#### Given data

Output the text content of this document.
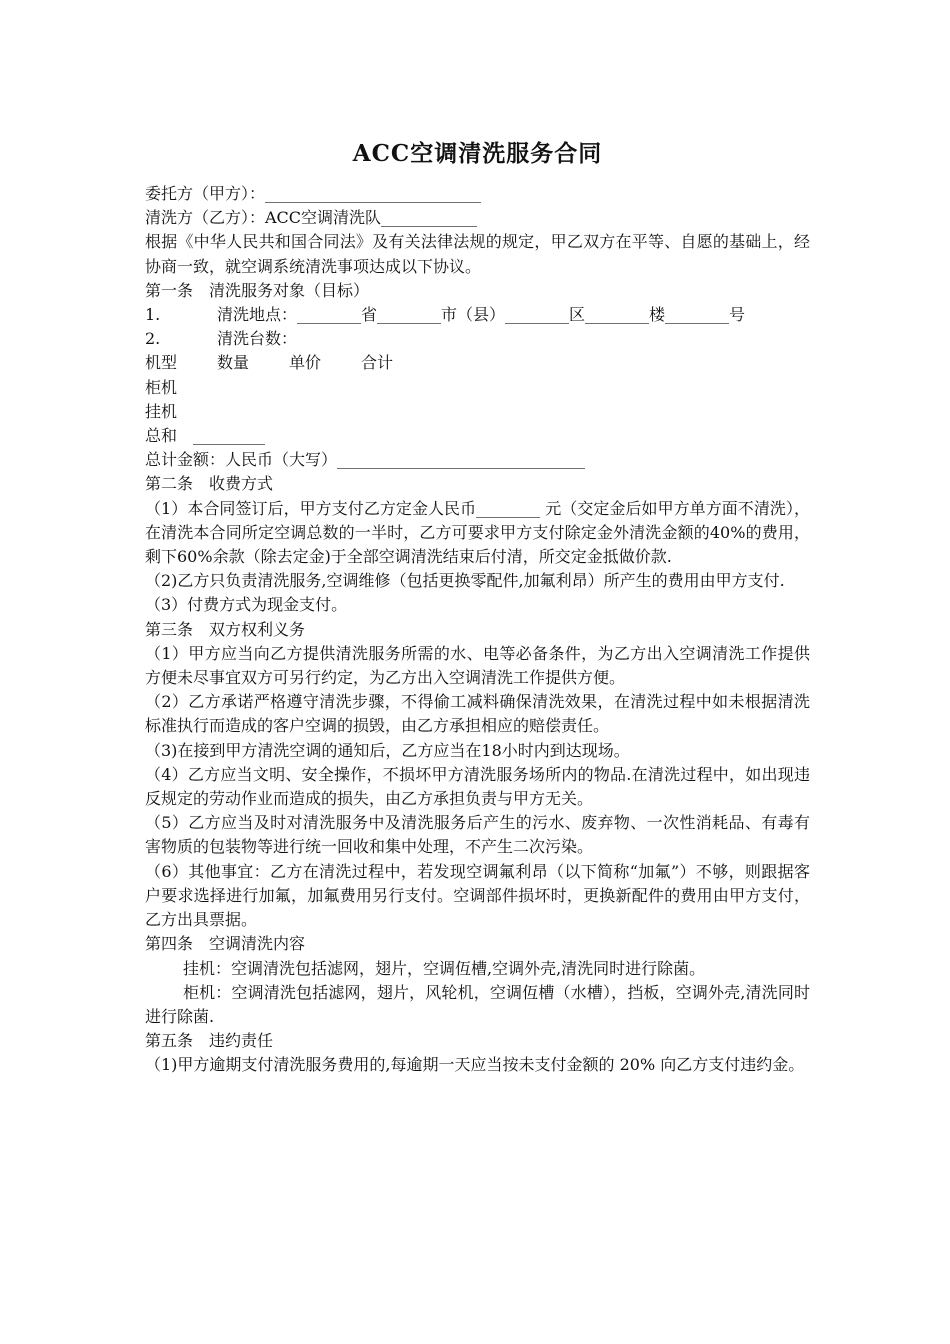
ACC空调清洗服务合同

委托方（甲方）：___________________________

清洗方（乙方）：ACC空调清洗队____________

根据《中华人民共和国合同法》及有关法律法规的规定，甲乙双方在平等、自愿的基础上，经协商一致，就空调系统清洗事项达成以下协议。

第一条　清洗服务对象（目标）

1.	清洗地点：________省________市（县）________区________楼________号

2.	清洗台数：

机型 数量 单价 合计

柜机

挂机

总和　_________

总计金额：人民币（大写）_______________________________

第二条　收费方式

（1）本合同签订后，甲方支付乙方定金人民币________ 元（交定金后如甲方单方面不清洗），在清洗本合同所定空调总数的一半时，乙方可要求甲方支付除定金外清洗金额的40%的费用，剩下60%余款（除去定金)于全部空调清洗结束后付清，所交定金抵做价款.

（2)乙方只负责清洗服务,空调维修（包括更换零配件,加氟利昂）所产生的费用由甲方支付.

（3）付费方式为现金支付。

第三条　双方权利义务

（1）甲方应当向乙方提供清洗服务所需的水、电等必备条件，为乙方出入空调清洗工作提供方便未尽事宜双方可另行约定，为乙方出入空调清洗工作提供方便。

（2）乙方承诺严格遵守清洗步骤，不得偷工减料确保清洗效果，在清洗过程中如未根据清洗标准执行而造成的客户空调的损毁，由乙方承担相应的赔偿责任。

（3)在接到甲方清洗空调的通知后，乙方应当在18小时内到达现场。

（4）乙方应当文明、安全操作，不损坏甲方清洗服务场所内的物品.在清洗过程中，如出现违反规定的劳动作业而造成的损失，由乙方承担负责与甲方无关。

（5）乙方应当及时对清洗服务中及清洗服务后产生的污水、废弃物、一次性消耗品、有毒有害物质的包装物等进行统一回收和集中处理，不产生二次污染。

（6）其他事宜：乙方在清洗过程中，若发现空调氟利昂（以下简称“加氟”）不够，则跟据客户要求选择进行加氟，加氟费用另行支付。空调部件损坏时，更换新配件的费用由甲方支付，乙方出具票据。

第四条　空调清洗内容

挂机：空调清洗包括滤网，翅片，空调仾槽,空调外壳,清洗同时进行除菌。

柜机：空调清洗包括滤网，翅片，风轮机，空调仾槽（水槽），挡板，空调外壳,清洗同时进行除菌.

第五条　违约责任

（1)甲方逾期支付清洗服务费用的,每逾期一天应当按未支付金额的 20% 向乙方支付违约金。
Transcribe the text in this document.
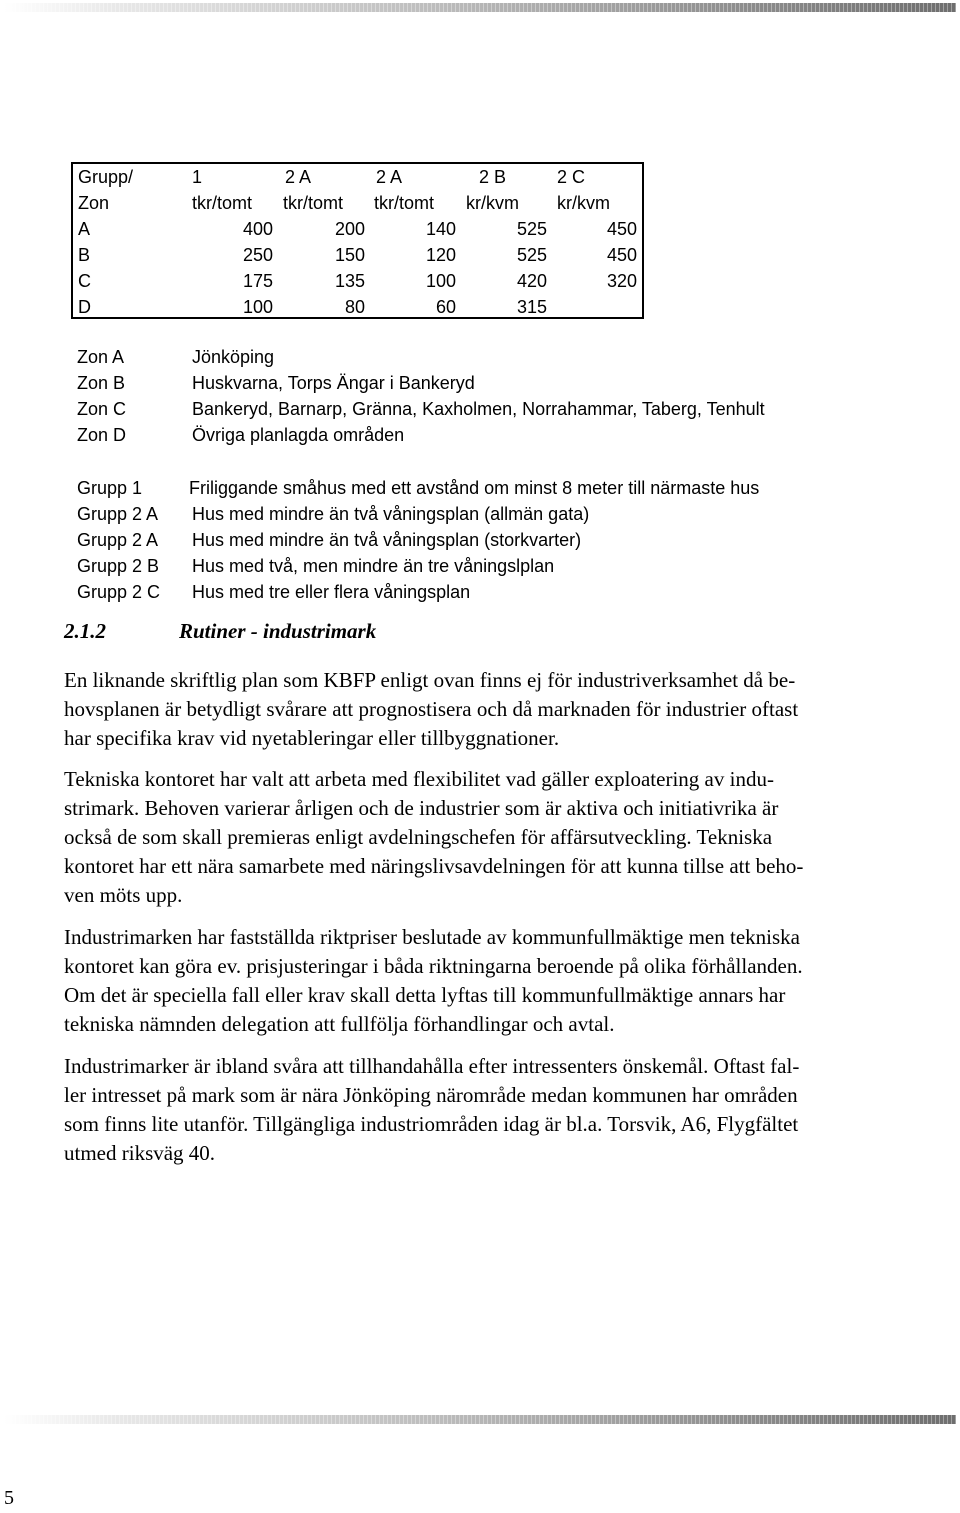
Grupp/	1	2 A	2 A	2 B	2 C
Zon	tkr/tomt tkr/tomt tkr/tomt kr/kvm kr/kvm
A	400	200	140	525	450
B	250	150	120	525	450
C	175	135	100	420	320
D	100	80	60	315
Zon A	Jönköping
Zon B	Huskvarna, Torps Ängar i Bankeryd
Zon C	Bankeryd, Barnarp, Gränna, Kaxholmen, Norrahammar, Taberg, Tenhult
Zon D	Övriga planlagda områden
Grupp 1	Friliggande småhus med ett avstånd om minst 8 meter till närmaste hus
Grupp 2 A Hus med mindre än två våningsplan (allmän gata)
Grupp 2 A Hus med mindre än två våningsplan (storkvarter)
Grupp 2 B Hus med två, men mindre än tre våningslplan
Grupp 2 C Hus med tre eller flera våningsplan
2.1.2	Rutiner - industrimark
En liknande skriftlig plan som KBFP enligt ovan finns ej för industriverksamhet då be-
hovsplanen är betydligt svårare att prognostisera och då marknaden för industrier oftast
har specifika krav vid nyetableringar eller tillbyggnationer.
Tekniska kontoret har valt att arbeta med flexibilitet vad gäller exploatering av indu-
strimark. Behoven varierar årligen och de industrier som är aktiva och initiativrika är
också de som skall premieras enligt avdelningschefen för affärsutveckling. Tekniska
kontoret har ett nära samarbete med näringslivsavdelningen för att kunna tillse att beho-
ven möts upp.
Industrimarken har fastställda riktpriser beslutade av kommunfullmäktige men tekniska
kontoret kan göra ev. prisjusteringar i båda riktningarna beroende på olika förhållanden.
Om det är speciella fall eller krav skall detta lyftas till kommunfullmäktige annars har
tekniska nämnden delegation att fullfölja förhandlingar och avtal.
Industrimarker är ibland svåra att tillhandahålla efter intressenters önskemål. Oftast fal-
ler intresset på mark som är nära Jönköping närområde medan kommunen har områden
som finns lite utanför. Tillgängliga industriområden idag är bl.a. Torsvik, A6, Flygfältet
utmed riksväg 40.
5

########

The records above must be printed exactly; the pictures stay out.

Output the text content of this document.
ACC空调清洗服务合同

委托方（甲方）：___________________________

清洗方（乙方）：ACC空调清洗队____________

根据《中华人民共和国合同法》及有关法律法规的规定，甲乙双方在平等、自愿的基础上，经协商一致，就空调系统清洗事项达成以下协议。

第一条　清洗服务对象（目标）

1.	清洗地点：________省________市（县）________区________楼________号

2.	清洗台数：

机型 数量 单价 合计

柜机

挂机

总和　_________

总计金额：人民币（大写）_______________________________

第二条　收费方式

（1）本合同签订后，甲方支付乙方定金人民币________ 元（交定金后如甲方单方面不清洗），在清洗本合同所定空调总数的一半时，乙方可要求甲方支付除定金外清洗金额的40%的费用，剩下60%余款（除去定金)于全部空调清洗结束后付清，所交定金抵做价款.

（2)乙方只负责清洗服务,空调维修（包括更换零配件,加氟利昂）所产生的费用由甲方支付.

（3）付费方式为现金支付。

第三条　双方权利义务

（1）甲方应当向乙方提供清洗服务所需的水、电等必备条件，为乙方出入空调清洗工作提供方便未尽事宜双方可另行约定，为乙方出入空调清洗工作提供方便。

（2）乙方承诺严格遵守清洗步骤，不得偷工减料确保清洗效果，在清洗过程中如未根据清洗标准执行而造成的客户空调的损毁，由乙方承担相应的赔偿责任。

（3)在接到甲方清洗空调的通知后，乙方应当在18小时内到达现场。

（4）乙方应当文明、安全操作，不损坏甲方清洗服务场所内的物品.在清洗过程中，如出现违反规定的劳动作业而造成的损失，由乙方承担负责与甲方无关。

（5）乙方应当及时对清洗服务中及清洗服务后产生的污水、废弃物、一次性消耗品、有毒有害物质的包装物等进行统一回收和集中处理，不产生二次污染。

（6）其他事宜：乙方在清洗过程中，若发现空调氟利昂（以下简称“加氟”）不够，则跟据客户要求选择进行加氟，加氟费用另行支付。空调部件损坏时，更换新配件的费用由甲方支付，乙方出具票据。

第四条　空调清洗内容

挂机：空调清洗包括滤网，翅片，空调仾槽,空调外壳,清洗同时进行除菌。

柜机：空调清洗包括滤网，翅片，风轮机，空调仾槽（水槽），挡板，空调外壳,清洗同时进行除菌.

第五条　违约责任

（1)甲方逾期支付清洗服务费用的,每逾期一天应当按未支付金额的 20% 向乙方支付违约金。
Transcribe the text in this document.
Grupp/	1	2 A	2 A	2 B	2 C
Zon	tkr/tomt tkr/tomt tkr/tomt kr/kvm kr/kvm
A	400	200	140	525	450
B	250	150	120	525	450
C	175	135	100	420	320
D	100	80	60	315
Zon A	Jönköping
Zon B	Huskvarna, Torps Ängar i Bankeryd
Zon C	Bankeryd, Barnarp, Gränna, Kaxholmen, Norrahammar, Taberg, Tenhult
Zon D	Övriga planlagda områden
Grupp 1	Friliggande småhus med ett avstånd om minst 8 meter till närmaste hus
Grupp 2 A Hus med mindre än två våningsplan (allmän gata)
Grupp 2 A Hus med mindre än två våningsplan (storkvarter)
Grupp 2 B Hus med två, men mindre än tre våningslplan
Grupp 2 C Hus med tre eller flera våningsplan
2.1.2	Rutiner - industrimark
En liknande skriftlig plan som KBFP enligt ovan finns ej för industriverksamhet då be-
hovsplanen är betydligt svårare att prognostisera och då marknaden för industrier oftast
har specifika krav vid nyetableringar eller tillbyggnationer.
Tekniska kontoret har valt att arbeta med flexibilitet vad gäller exploatering av indu-
strimark. Behoven varierar årligen och de industrier som är aktiva och initiativrika är
också de som skall premieras enligt avdelningschefen för affärsutveckling. Tekniska
kontoret har ett nära samarbete med näringslivsavdelningen för att kunna tillse att beho-
ven möts upp.
Industrimarken har fastställda riktpriser beslutade av kommunfullmäktige men tekniska
kontoret kan göra ev. prisjusteringar i båda riktningarna beroende på olika förhållanden.
Om det är speciella fall eller krav skall detta lyftas till kommunfullmäktige annars har
tekniska nämnden delegation att fullfölja förhandlingar och avtal.
Industrimarker är ibland svåra att tillhandahålla efter intressenters önskemål. Oftast fal-
ler intresset på mark som är nära Jönköping närområde medan kommunen har områden
som finns lite utanför. Tillgängliga industriområden idag är bl.a. Torsvik, A6, Flygfältet
utmed riksväg 40.
5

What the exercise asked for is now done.